» **What you need to do**
Every line below is to be quoted exactly, with nothing added or dropped.

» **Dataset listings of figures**
^^^^^^^^

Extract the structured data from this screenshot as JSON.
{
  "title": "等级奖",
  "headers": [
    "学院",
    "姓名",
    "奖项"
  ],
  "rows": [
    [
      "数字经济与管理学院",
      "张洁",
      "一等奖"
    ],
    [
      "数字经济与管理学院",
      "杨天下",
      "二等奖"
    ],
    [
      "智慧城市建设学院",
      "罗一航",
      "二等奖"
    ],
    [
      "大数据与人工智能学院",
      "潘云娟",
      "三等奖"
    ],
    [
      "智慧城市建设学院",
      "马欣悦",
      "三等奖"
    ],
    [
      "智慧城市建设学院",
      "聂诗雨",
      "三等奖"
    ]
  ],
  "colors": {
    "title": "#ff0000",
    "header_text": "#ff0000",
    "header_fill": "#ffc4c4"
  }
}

^^^^^^^^

» **Answer for this exercise**
Extract the structured data from this screenshot as JSON.
{
  "title": "等级奖",
  "headers": [
    "学院",
    "姓名",
    "奖项"
  ],
  "rows": [
    [
      "数字经济与管理学院",
      "张洁",
      "一等奖"
    ],
    [
      "数字经济与管理学院",
      "杨天下",
      "二等奖"
    ],
    [
      "智慧城市建设学院",
      "罗一航",
      "二等奖"
    ],
    [
      "大数据与人工智能学院",
      "潘云娟",
      "三等奖"
    ],
    [
      "智慧城市建设学院",
      "马欣悦",
      "三等奖"
    ],
    [
      "智慧城市建设学院",
      "聂诗雨",
      "三等奖"
    ]
  ],
  "colors": {
    "title": "#ff0000",
    "header_text": "#ff0000",
    "header_fill": "#ffc4c4"
  }
}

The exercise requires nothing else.